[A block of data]
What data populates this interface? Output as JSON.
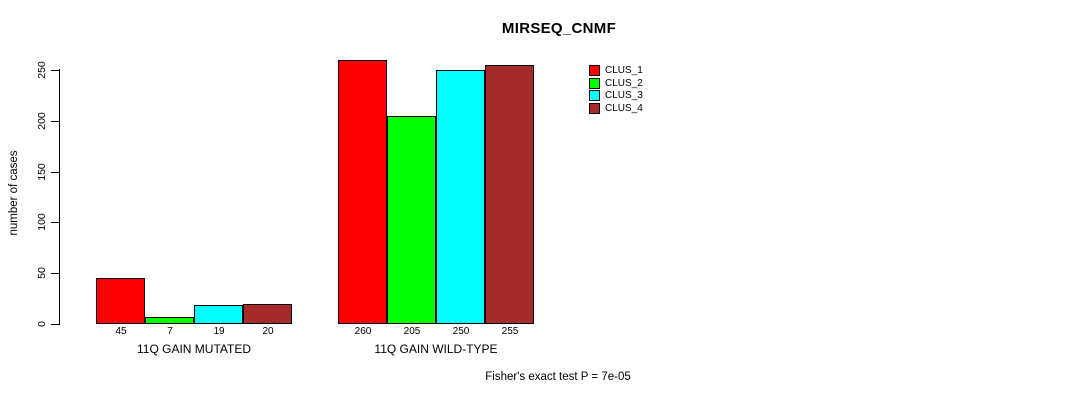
{
  "chart_data": {
    "type": "bar",
    "title": "MIRSEQ_CNMF",
    "ylabel": "number of cases",
    "xlabel": "",
    "ylim": [
      0,
      250
    ],
    "yticks": [
      0,
      50,
      100,
      150,
      200,
      250
    ],
    "categories": [
      "11Q GAIN MUTATED",
      "11Q GAIN WILD-TYPE"
    ],
    "series": [
      {
        "name": "CLUS_1",
        "color": "#FF0000",
        "values": [
          45,
          260
        ]
      },
      {
        "name": "CLUS_2",
        "color": "#00FF00",
        "values": [
          7,
          205
        ]
      },
      {
        "name": "CLUS_3",
        "color": "#00FFFF",
        "values": [
          19,
          250
        ]
      },
      {
        "name": "CLUS_4",
        "color": "#A52A2A",
        "values": [
          20,
          255
        ]
      }
    ],
    "bar_value_labels_shown": true,
    "legend_position": "right",
    "grid": false,
    "annotation": "Fisher's exact test P = 7e-05",
    "colors": {
      "background": "#FFFFFF",
      "axis": "#000000",
      "text": "#000000",
      "bar_border": "#000000"
    }
  }
}
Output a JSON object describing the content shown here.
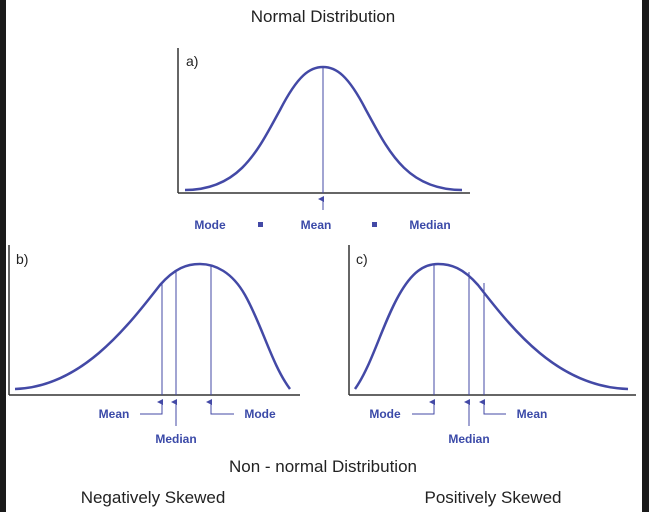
{
  "title": "Normal Distribution",
  "subtitle": "Non - normal Distribution",
  "colors": {
    "curve": "#4349a6",
    "label": "#3b4aa8",
    "axis": "#333333"
  },
  "panels": {
    "a": {
      "letter": "a)",
      "labels": {
        "mode": "Mode",
        "mean": "Mean",
        "median": "Median"
      }
    },
    "b": {
      "letter": "b)",
      "caption": "Negatively Skewed",
      "labels": {
        "mean": "Mean",
        "median": "Median",
        "mode": "Mode"
      }
    },
    "c": {
      "letter": "c)",
      "caption": "Positively Skewed",
      "labels": {
        "mode": "Mode",
        "median": "Median",
        "mean": "Mean"
      }
    }
  }
}
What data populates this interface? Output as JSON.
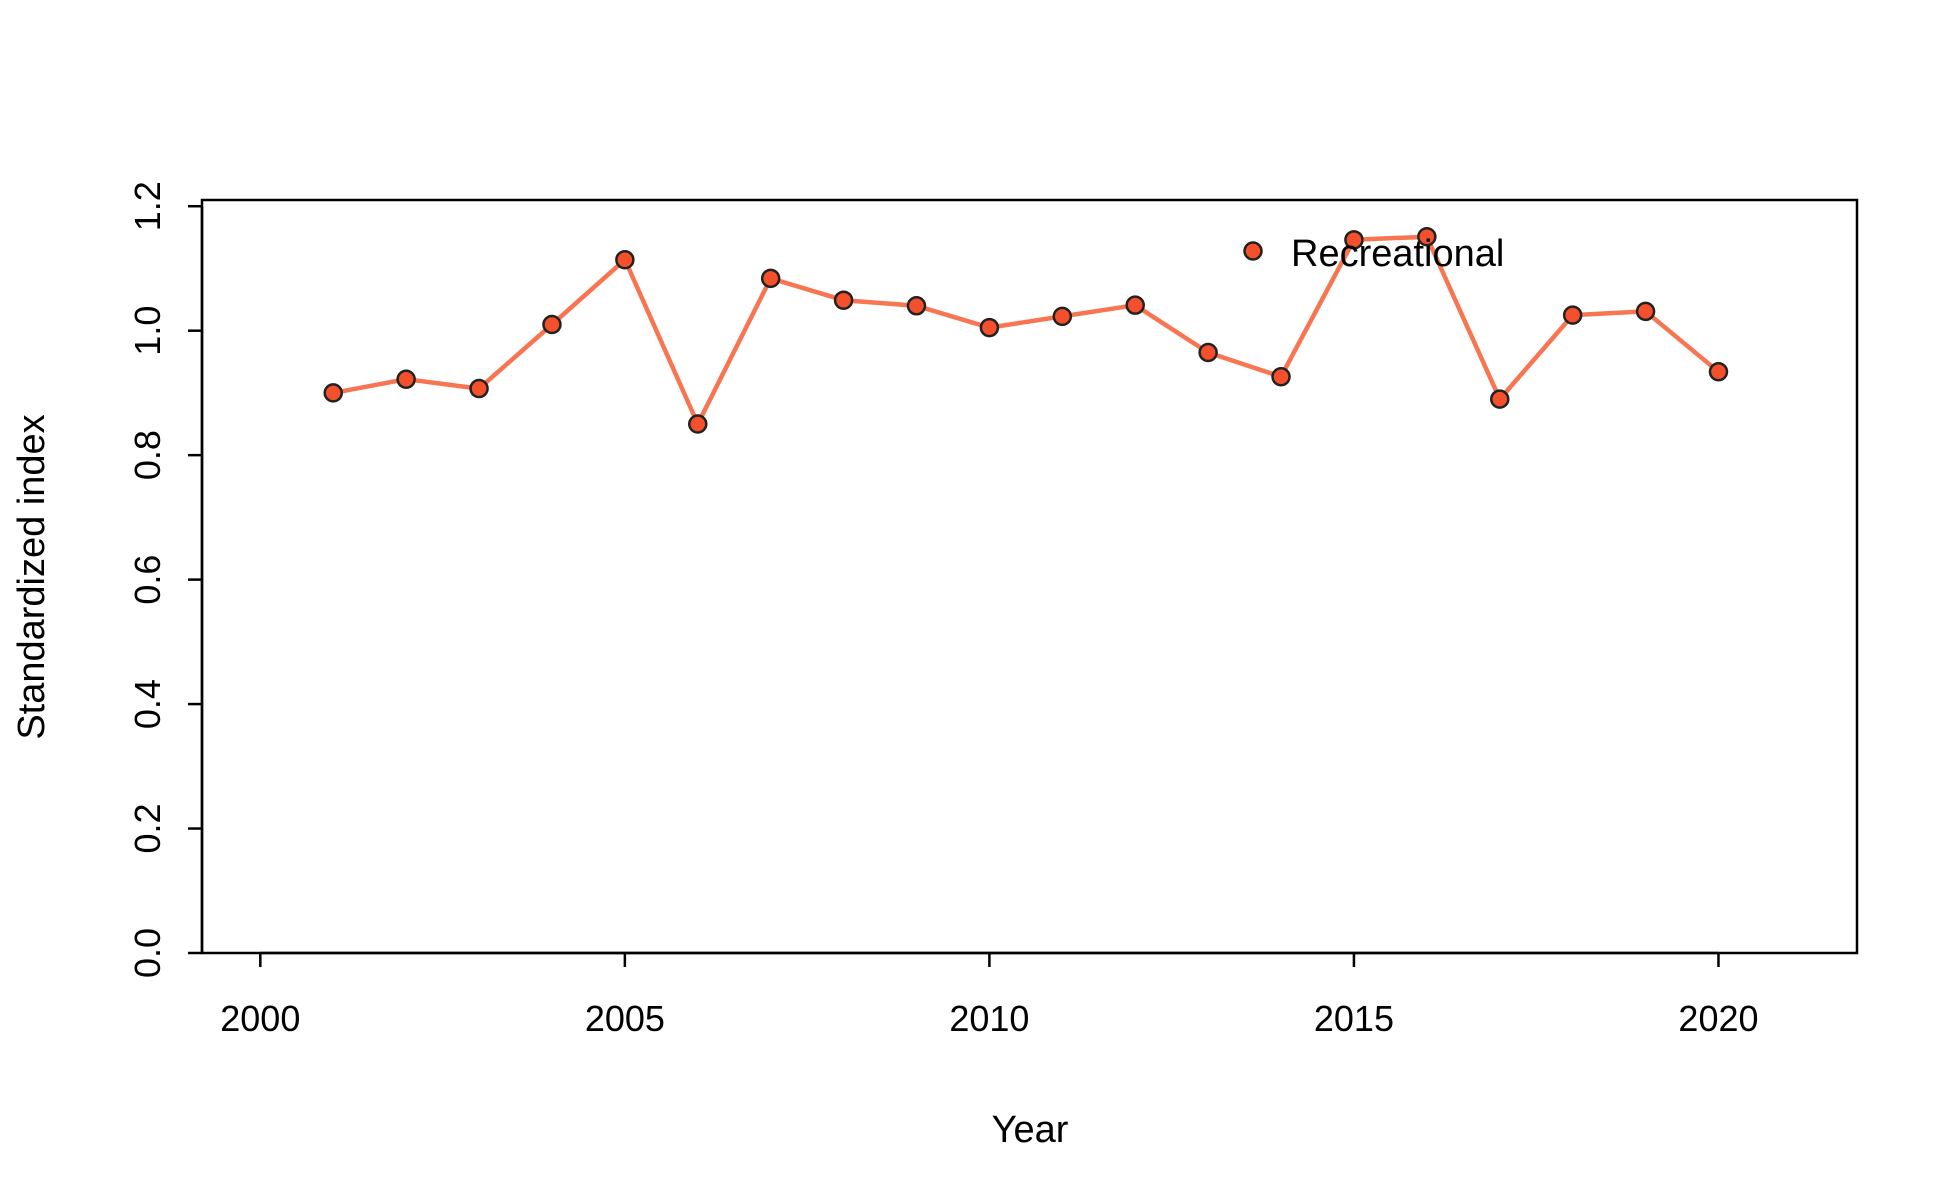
{
  "chart_data": {
    "type": "line",
    "title": "",
    "xlabel": "Year",
    "ylabel": "Standardized index",
    "xlim": [
      1999.2,
      2021.9
    ],
    "ylim": [
      0.0,
      1.21
    ],
    "x_ticks": [
      "2000",
      "2005",
      "2010",
      "2015",
      "2020"
    ],
    "y_ticks": [
      "0.0",
      "0.2",
      "0.4",
      "0.6",
      "0.8",
      "1.0",
      "1.2"
    ],
    "legend_position": "top-right",
    "grid": false,
    "series": [
      {
        "name": "Recreational",
        "line_color": "#f87552",
        "point_fill": "#f4502b",
        "point_stroke": "#222222",
        "points": [
          {
            "x": 2001,
            "y": 0.9
          },
          {
            "x": 2002,
            "y": 0.922
          },
          {
            "x": 2003,
            "y": 0.907
          },
          {
            "x": 2004,
            "y": 1.01
          },
          {
            "x": 2005,
            "y": 1.114
          },
          {
            "x": 2006,
            "y": 0.85
          },
          {
            "x": 2007,
            "y": 1.084
          },
          {
            "x": 2008,
            "y": 1.049
          },
          {
            "x": 2009,
            "y": 1.04
          },
          {
            "x": 2010,
            "y": 1.005
          },
          {
            "x": 2011,
            "y": 1.023
          },
          {
            "x": 2012,
            "y": 1.041
          },
          {
            "x": 2013,
            "y": 0.965
          },
          {
            "x": 2014,
            "y": 0.926
          },
          {
            "x": 2015,
            "y": 1.146
          },
          {
            "x": 2016,
            "y": 1.151
          },
          {
            "x": 2017,
            "y": 0.89
          },
          {
            "x": 2018,
            "y": 1.025
          },
          {
            "x": 2019,
            "y": 1.031
          },
          {
            "x": 2020,
            "y": 0.934
          }
        ]
      }
    ]
  }
}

▶ _What the exercise asks_
Repeat every record precisely. Any picture among them stays out of the copy.

▶ _Task output_
What data populates this interface? Output as JSON.
{
  "chart_data": {
    "type": "bar",
    "title": "MIRSEQ_CNMF",
    "ylabel": "number of cases",
    "xlabel": "",
    "ylim": [
      0,
      250
    ],
    "yticks": [
      0,
      50,
      100,
      150,
      200,
      250
    ],
    "categories": [
      "11Q GAIN MUTATED",
      "11Q GAIN WILD-TYPE"
    ],
    "series": [
      {
        "name": "CLUS_1",
        "color": "#FF0000",
        "values": [
          45,
          260
        ]
      },
      {
        "name": "CLUS_2",
        "color": "#00FF00",
        "values": [
          7,
          205
        ]
      },
      {
        "name": "CLUS_3",
        "color": "#00FFFF",
        "values": [
          19,
          250
        ]
      },
      {
        "name": "CLUS_4",
        "color": "#A52A2A",
        "values": [
          20,
          255
        ]
      }
    ],
    "bar_value_labels_shown": true,
    "legend_position": "right",
    "grid": false,
    "annotation": "Fisher's exact test P = 7e-05",
    "colors": {
      "background": "#FFFFFF",
      "axis": "#000000",
      "text": "#000000",
      "bar_border": "#000000"
    }
  }
}
Output a JSON object describing the content shown here.
{
  "title": "Normal Distribution",
  "subtitle": "Non - normal Distribution",
  "colors": {
    "curve": "#4349a6",
    "label": "#3b4aa8",
    "axis": "#333333"
  },
  "panels": {
    "a": {
      "letter": "a)",
      "labels": {
        "mode": "Mode",
        "mean": "Mean",
        "median": "Median"
      }
    },
    "b": {
      "letter": "b)",
      "caption": "Negatively Skewed",
      "labels": {
        "mean": "Mean",
        "median": "Median",
        "mode": "Mode"
      }
    },
    "c": {
      "letter": "c)",
      "caption": "Positively Skewed",
      "labels": {
        "mode": "Mode",
        "median": "Median",
        "mean": "Mean"
      }
    }
  }
}
What data populates this interface? Output as JSON.
{
  "chart_data": {
    "type": "line",
    "title": "",
    "xlabel": "Year",
    "ylabel": "Standardized index",
    "xlim": [
      1999.2,
      2021.9
    ],
    "ylim": [
      0.0,
      1.21
    ],
    "x_ticks": [
      "2000",
      "2005",
      "2010",
      "2015",
      "2020"
    ],
    "y_ticks": [
      "0.0",
      "0.2",
      "0.4",
      "0.6",
      "0.8",
      "1.0",
      "1.2"
    ],
    "legend_position": "top-right",
    "grid": false,
    "series": [
      {
        "name": "Recreational",
        "line_color": "#f87552",
        "point_fill": "#f4502b",
        "point_stroke": "#222222",
        "points": [
          {
            "x": 2001,
            "y": 0.9
          },
          {
            "x": 2002,
            "y": 0.922
          },
          {
            "x": 2003,
            "y": 0.907
          },
          {
            "x": 2004,
            "y": 1.01
          },
          {
            "x": 2005,
            "y": 1.114
          },
          {
            "x": 2006,
            "y": 0.85
          },
          {
            "x": 2007,
            "y": 1.084
          },
          {
            "x": 2008,
            "y": 1.049
          },
          {
            "x": 2009,
            "y": 1.04
          },
          {
            "x": 2010,
            "y": 1.005
          },
          {
            "x": 2011,
            "y": 1.023
          },
          {
            "x": 2012,
            "y": 1.041
          },
          {
            "x": 2013,
            "y": 0.965
          },
          {
            "x": 2014,
            "y": 0.926
          },
          {
            "x": 2015,
            "y": 1.146
          },
          {
            "x": 2016,
            "y": 1.151
          },
          {
            "x": 2017,
            "y": 0.89
          },
          {
            "x": 2018,
            "y": 1.025
          },
          {
            "x": 2019,
            "y": 1.031
          },
          {
            "x": 2020,
            "y": 0.934
          }
        ]
      }
    ]
  }
}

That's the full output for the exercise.